Any pictures in the records below should be skipped; write out everything else exactly.

# start of EXTRACTED RECORDS

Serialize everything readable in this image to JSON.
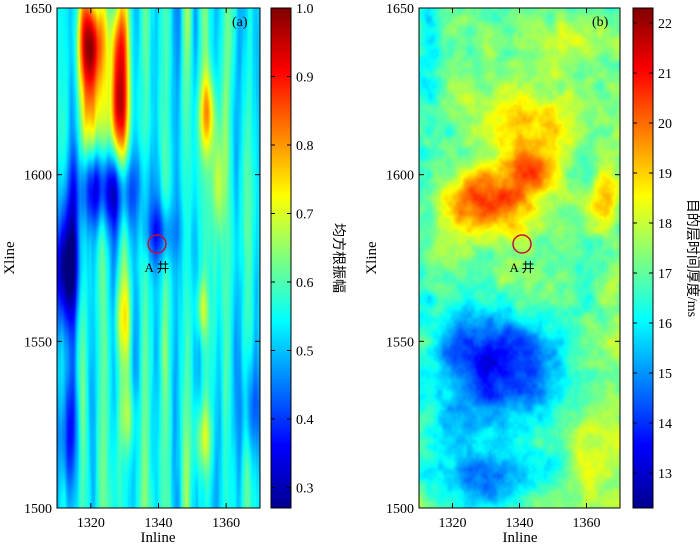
{
  "chart_data": [
    {
      "type": "heatmap",
      "panel_label": "(a)",
      "xlabel": "Inline",
      "ylabel": "Xline",
      "xlim": [
        1310,
        1370
      ],
      "ylim": [
        1500,
        1650
      ],
      "xticks": [
        1320,
        1340,
        1360
      ],
      "yticks": [
        1500,
        1550,
        1600,
        1650
      ],
      "colorbar": {
        "label": "均方根振幅",
        "range": [
          0.27,
          1.0
        ],
        "ticks": [
          0.3,
          0.4,
          0.5,
          0.6,
          0.7,
          0.8,
          0.9,
          1.0
        ],
        "tick_labels": [
          "0.3",
          "0.4",
          "0.5",
          "0.6",
          "0.7",
          "0.8",
          "0.9",
          "1.0"
        ]
      },
      "annotation": {
        "text": "A 井",
        "inline": 1340,
        "xline": 1580
      },
      "colormap": "jet"
    },
    {
      "type": "heatmap",
      "panel_label": "(b)",
      "xlabel": "Inline",
      "ylabel": "Xline",
      "xlim": [
        1310,
        1370
      ],
      "ylim": [
        1500,
        1650
      ],
      "xticks": [
        1320,
        1340,
        1360
      ],
      "yticks": [
        1500,
        1550,
        1600,
        1650
      ],
      "colorbar": {
        "label": "目的层时间厚度/ms",
        "range": [
          12.3,
          22.3
        ],
        "ticks": [
          13,
          14,
          15,
          16,
          17,
          18,
          19,
          20,
          21,
          22
        ],
        "tick_labels": [
          "13",
          "14",
          "15",
          "16",
          "17",
          "18",
          "19",
          "20",
          "21",
          "22"
        ]
      },
      "annotation": {
        "text": "A 井",
        "inline": 1340,
        "xline": 1580
      },
      "colormap": "jet"
    }
  ]
}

# end of EXTRACTED RECORDS

■ OUTPUT
Serialize everything readable in this image to JSON.
{
  "chart_data": [
    {
      "type": "heatmap",
      "panel_label": "(a)",
      "xlabel": "Inline",
      "ylabel": "Xline",
      "xlim": [
        1310,
        1370
      ],
      "ylim": [
        1500,
        1650
      ],
      "xticks": [
        1320,
        1340,
        1360
      ],
      "yticks": [
        1500,
        1550,
        1600,
        1650
      ],
      "colorbar": {
        "label": "均方根振幅",
        "range": [
          0.27,
          1.0
        ],
        "ticks": [
          0.3,
          0.4,
          0.5,
          0.6,
          0.7,
          0.8,
          0.9,
          1.0
        ],
        "tick_labels": [
          "0.3",
          "0.4",
          "0.5",
          "0.6",
          "0.7",
          "0.8",
          "0.9",
          "1.0"
        ]
      },
      "annotation": {
        "text": "A 井",
        "inline": 1340,
        "xline": 1580
      },
      "colormap": "jet"
    },
    {
      "type": "heatmap",
      "panel_label": "(b)",
      "xlabel": "Inline",
      "ylabel": "Xline",
      "xlim": [
        1310,
        1370
      ],
      "ylim": [
        1500,
        1650
      ],
      "xticks": [
        1320,
        1340,
        1360
      ],
      "yticks": [
        1500,
        1550,
        1600,
        1650
      ],
      "colorbar": {
        "label": "目的层时间厚度/ms",
        "range": [
          12.3,
          22.3
        ],
        "ticks": [
          13,
          14,
          15,
          16,
          17,
          18,
          19,
          20,
          21,
          22
        ],
        "tick_labels": [
          "13",
          "14",
          "15",
          "16",
          "17",
          "18",
          "19",
          "20",
          "21",
          "22"
        ]
      },
      "annotation": {
        "text": "A 井",
        "inline": 1340,
        "xline": 1580
      },
      "colormap": "jet"
    }
  ]
}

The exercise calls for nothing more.